• PROBLEM TO SOLVE: All of the entries must be reproduced exactly, with no images carried over.
☆ ☆ ☆
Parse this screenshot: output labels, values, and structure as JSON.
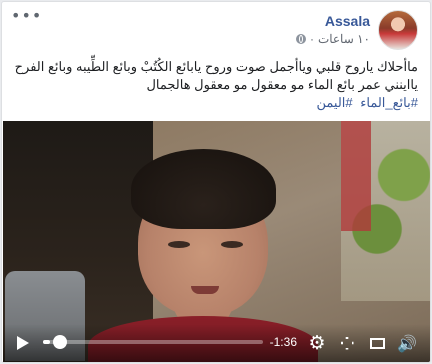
{
  "post": {
    "page_name": "Assala",
    "timestamp": "١٠ ساعات",
    "text": "ماأحلاك ياروح قلبي وياأجمل صوت وروح يابائع الكُتُبْ وبائع الطِّيبه وبائع الفرح يااينني عمر بائع الماء مو معقول مو معقول هالجمال",
    "hashtags": [
      "#بائع_الماء",
      "#اليمن"
    ],
    "privacy_icon": "globe-icon"
  },
  "video": {
    "time_remaining": "-1:36",
    "progress_fraction": 0.03,
    "controls": {
      "play": "play-icon",
      "settings": "gear-icon",
      "fullscreen": "expand-icon",
      "popout": "popout-icon",
      "volume": "speaker-icon"
    }
  },
  "colors": {
    "link": "#385898",
    "text": "#1c1e21",
    "meta": "#616770",
    "card_border": "#dddfe2"
  }
}
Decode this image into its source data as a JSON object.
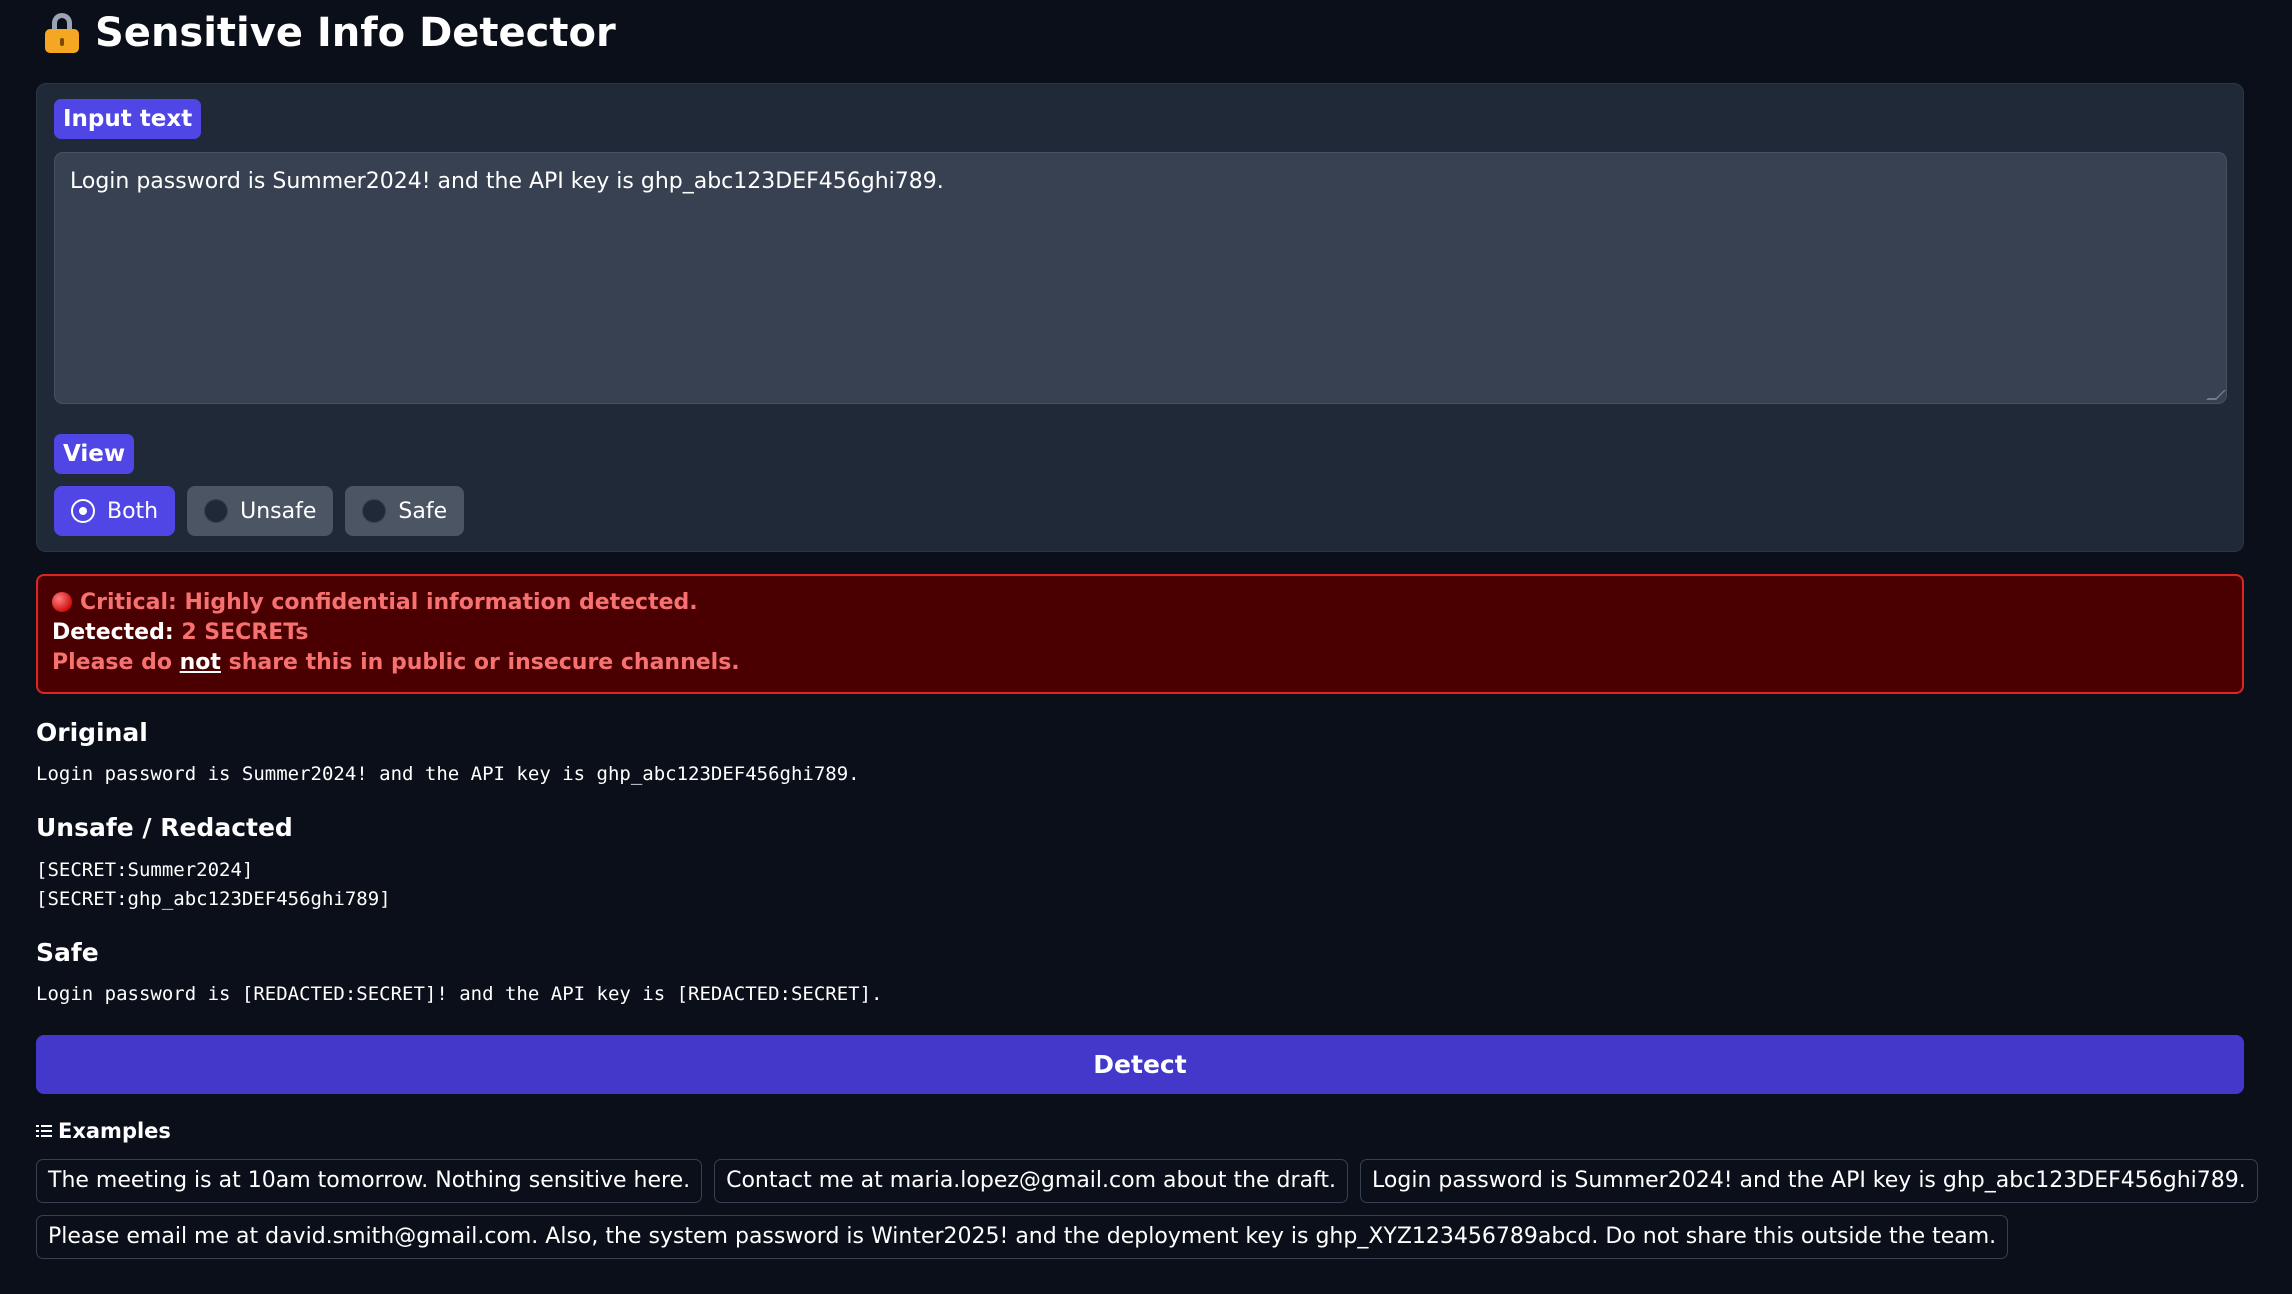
☆ ☆ ☆
• RESULT FOR THIS EXERCISE:
Parse this screenshot: output labels, values, and structure as JSON.
{
  "post": {
    "page_name": "Assala",
    "timestamp": "١٠ ساعات",
    "text": "ماأحلاك ياروح قلبي وياأجمل صوت وروح يابائع الكُتُبْ وبائع الطِّيبه وبائع الفرح يااينني عمر بائع الماء مو معقول مو معقول هالجمال",
    "hashtags": [
      "#بائع_الماء",
      "#اليمن"
    ],
    "privacy_icon": "globe-icon"
  },
  "video": {
    "time_remaining": "-1:36",
    "progress_fraction": 0.03,
    "controls": {
      "play": "play-icon",
      "settings": "gear-icon",
      "fullscreen": "expand-icon",
      "popout": "popout-icon",
      "volume": "speaker-icon"
    }
  },
  "colors": {
    "link": "#385898",
    "text": "#1c1e21",
    "meta": "#616770",
    "card_border": "#dddfe2"
  }
}
Decode this image into its source data as a JSON object.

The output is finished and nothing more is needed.